* **ITEMS**:
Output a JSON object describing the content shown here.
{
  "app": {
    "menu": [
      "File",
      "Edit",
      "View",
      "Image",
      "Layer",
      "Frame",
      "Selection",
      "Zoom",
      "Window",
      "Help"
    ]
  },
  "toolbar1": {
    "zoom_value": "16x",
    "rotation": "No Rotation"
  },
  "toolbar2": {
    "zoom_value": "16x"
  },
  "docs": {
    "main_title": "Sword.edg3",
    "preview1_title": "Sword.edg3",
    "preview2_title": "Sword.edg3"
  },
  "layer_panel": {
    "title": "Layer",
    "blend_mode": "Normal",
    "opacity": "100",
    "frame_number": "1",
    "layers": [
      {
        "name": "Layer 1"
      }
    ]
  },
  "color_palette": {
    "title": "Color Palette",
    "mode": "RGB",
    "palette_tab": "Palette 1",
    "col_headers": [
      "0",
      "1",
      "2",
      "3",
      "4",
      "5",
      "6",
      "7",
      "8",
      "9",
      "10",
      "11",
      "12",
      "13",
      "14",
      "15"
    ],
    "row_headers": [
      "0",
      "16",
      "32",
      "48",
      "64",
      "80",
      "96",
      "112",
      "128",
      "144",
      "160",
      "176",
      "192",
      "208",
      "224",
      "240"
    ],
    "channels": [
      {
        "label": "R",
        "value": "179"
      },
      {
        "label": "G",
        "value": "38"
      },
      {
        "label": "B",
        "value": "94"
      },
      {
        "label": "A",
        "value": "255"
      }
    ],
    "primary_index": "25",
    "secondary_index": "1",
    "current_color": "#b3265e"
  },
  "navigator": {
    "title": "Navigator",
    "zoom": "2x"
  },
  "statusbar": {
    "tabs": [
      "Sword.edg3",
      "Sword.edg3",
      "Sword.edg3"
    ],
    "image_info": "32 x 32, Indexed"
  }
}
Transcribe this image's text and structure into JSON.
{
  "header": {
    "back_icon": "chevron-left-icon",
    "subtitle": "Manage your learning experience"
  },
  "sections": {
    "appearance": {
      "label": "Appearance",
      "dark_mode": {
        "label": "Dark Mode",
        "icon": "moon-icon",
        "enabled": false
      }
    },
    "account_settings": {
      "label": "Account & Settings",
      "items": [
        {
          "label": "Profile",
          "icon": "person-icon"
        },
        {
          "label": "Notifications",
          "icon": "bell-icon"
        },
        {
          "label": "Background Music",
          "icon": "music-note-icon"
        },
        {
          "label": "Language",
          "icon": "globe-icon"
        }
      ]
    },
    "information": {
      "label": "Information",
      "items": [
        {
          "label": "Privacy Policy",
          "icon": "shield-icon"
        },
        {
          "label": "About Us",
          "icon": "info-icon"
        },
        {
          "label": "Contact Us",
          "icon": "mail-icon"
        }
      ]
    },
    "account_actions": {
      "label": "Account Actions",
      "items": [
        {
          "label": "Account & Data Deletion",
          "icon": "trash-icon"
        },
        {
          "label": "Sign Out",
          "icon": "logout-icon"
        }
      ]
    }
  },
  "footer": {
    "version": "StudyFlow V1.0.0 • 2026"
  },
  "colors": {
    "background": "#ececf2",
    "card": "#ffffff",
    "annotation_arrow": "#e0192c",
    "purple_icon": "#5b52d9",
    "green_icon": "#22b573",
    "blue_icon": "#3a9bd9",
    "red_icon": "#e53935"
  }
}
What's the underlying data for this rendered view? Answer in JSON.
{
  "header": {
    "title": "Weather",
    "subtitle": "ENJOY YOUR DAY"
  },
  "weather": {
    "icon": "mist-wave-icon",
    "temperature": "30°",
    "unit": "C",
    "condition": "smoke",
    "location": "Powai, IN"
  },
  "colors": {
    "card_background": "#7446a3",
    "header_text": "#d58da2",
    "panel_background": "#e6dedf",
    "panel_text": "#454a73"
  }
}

* **EXERCISE**: Transcribe every entry exactly.

* **TASK ANSWER**:
Output a JSON object describing the content shown here.
{
  "app": {
    "menu": [
      "File",
      "Edit",
      "View",
      "Image",
      "Layer",
      "Frame",
      "Selection",
      "Zoom",
      "Window",
      "Help"
    ]
  },
  "toolbar1": {
    "zoom_value": "16x",
    "rotation": "No Rotation"
  },
  "toolbar2": {
    "zoom_value": "16x"
  },
  "docs": {
    "main_title": "Sword.edg3",
    "preview1_title": "Sword.edg3",
    "preview2_title": "Sword.edg3"
  },
  "layer_panel": {
    "title": "Layer",
    "blend_mode": "Normal",
    "opacity": "100",
    "frame_number": "1",
    "layers": [
      {
        "name": "Layer 1"
      }
    ]
  },
  "color_palette": {
    "title": "Color Palette",
    "mode": "RGB",
    "palette_tab": "Palette 1",
    "col_headers": [
      "0",
      "1",
      "2",
      "3",
      "4",
      "5",
      "6",
      "7",
      "8",
      "9",
      "10",
      "11",
      "12",
      "13",
      "14",
      "15"
    ],
    "row_headers": [
      "0",
      "16",
      "32",
      "48",
      "64",
      "80",
      "96",
      "112",
      "128",
      "144",
      "160",
      "176",
      "192",
      "208",
      "224",
      "240"
    ],
    "channels": [
      {
        "label": "R",
        "value": "179"
      },
      {
        "label": "G",
        "value": "38"
      },
      {
        "label": "B",
        "value": "94"
      },
      {
        "label": "A",
        "value": "255"
      }
    ],
    "primary_index": "25",
    "secondary_index": "1",
    "current_color": "#b3265e"
  },
  "navigator": {
    "title": "Navigator",
    "zoom": "2x"
  },
  "statusbar": {
    "tabs": [
      "Sword.edg3",
      "Sword.edg3",
      "Sword.edg3"
    ],
    "image_info": "32 x 32, Indexed"
  }
}
Transcribe this image's text and structure into JSON.
{
  "header": {
    "back_icon": "chevron-left-icon",
    "subtitle": "Manage your learning experience"
  },
  "sections": {
    "appearance": {
      "label": "Appearance",
      "dark_mode": {
        "label": "Dark Mode",
        "icon": "moon-icon",
        "enabled": false
      }
    },
    "account_settings": {
      "label": "Account & Settings",
      "items": [
        {
          "label": "Profile",
          "icon": "person-icon"
        },
        {
          "label": "Notifications",
          "icon": "bell-icon"
        },
        {
          "label": "Background Music",
          "icon": "music-note-icon"
        },
        {
          "label": "Language",
          "icon": "globe-icon"
        }
      ]
    },
    "information": {
      "label": "Information",
      "items": [
        {
          "label": "Privacy Policy",
          "icon": "shield-icon"
        },
        {
          "label": "About Us",
          "icon": "info-icon"
        },
        {
          "label": "Contact Us",
          "icon": "mail-icon"
        }
      ]
    },
    "account_actions": {
      "label": "Account Actions",
      "items": [
        {
          "label": "Account & Data Deletion",
          "icon": "trash-icon"
        },
        {
          "label": "Sign Out",
          "icon": "logout-icon"
        }
      ]
    }
  },
  "footer": {
    "version": "StudyFlow V1.0.0 • 2026"
  },
  "colors": {
    "background": "#ececf2",
    "card": "#ffffff",
    "annotation_arrow": "#e0192c",
    "purple_icon": "#5b52d9",
    "green_icon": "#22b573",
    "blue_icon": "#3a9bd9",
    "red_icon": "#e53935"
  }
}
What's the underlying data for this rendered view? Answer in JSON.
{
  "header": {
    "title": "Weather",
    "subtitle": "ENJOY YOUR DAY"
  },
  "weather": {
    "icon": "mist-wave-icon",
    "temperature": "30°",
    "unit": "C",
    "condition": "smoke",
    "location": "Powai, IN"
  },
  "colors": {
    "card_background": "#7446a3",
    "header_text": "#d58da2",
    "panel_background": "#e6dedf",
    "panel_text": "#454a73"
  }
}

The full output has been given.